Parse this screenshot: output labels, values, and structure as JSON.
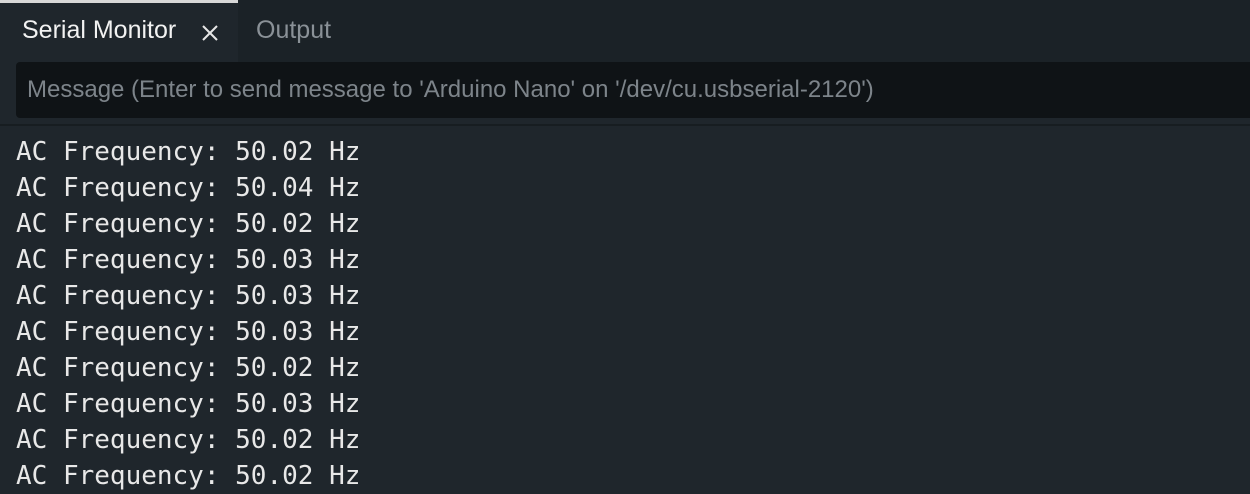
{
  "tabs": [
    {
      "label": "Serial Monitor",
      "active": true,
      "closable": true
    },
    {
      "label": "Output",
      "active": false
    }
  ],
  "message": {
    "placeholder": "Message (Enter to send message to 'Arduino Nano' on '/dev/cu.usbserial-2120')",
    "value": ""
  },
  "serial_output": [
    "AC Frequency: 50.02 Hz",
    "AC Frequency: 50.04 Hz",
    "AC Frequency: 50.02 Hz",
    "AC Frequency: 50.03 Hz",
    "AC Frequency: 50.03 Hz",
    "AC Frequency: 50.03 Hz",
    "AC Frequency: 50.02 Hz",
    "AC Frequency: 50.03 Hz",
    "AC Frequency: 50.02 Hz",
    "AC Frequency: 50.02 Hz"
  ],
  "icons": {
    "close": "close-icon"
  },
  "colors": {
    "background": "#1f262c",
    "input_background": "#0f1316",
    "text": "#e8e8e8",
    "inactive_tab_text": "#8a9197"
  }
}
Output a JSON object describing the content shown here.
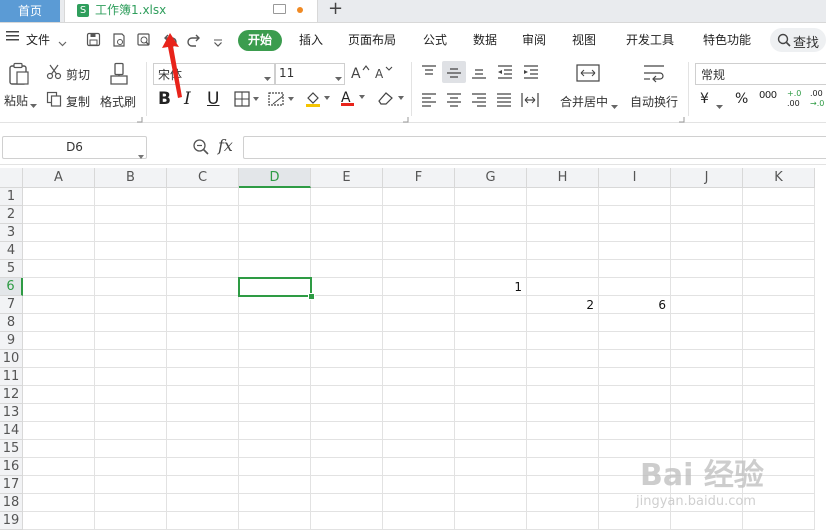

PROBLEM DETAILS:
Look through the entries above for the word "JSON". Copy every line where it shows up.

TASK SOLUTION:
Parse this screenshot: output labels, values, and structure as JSON.
Output a JSON object describing the content shown here.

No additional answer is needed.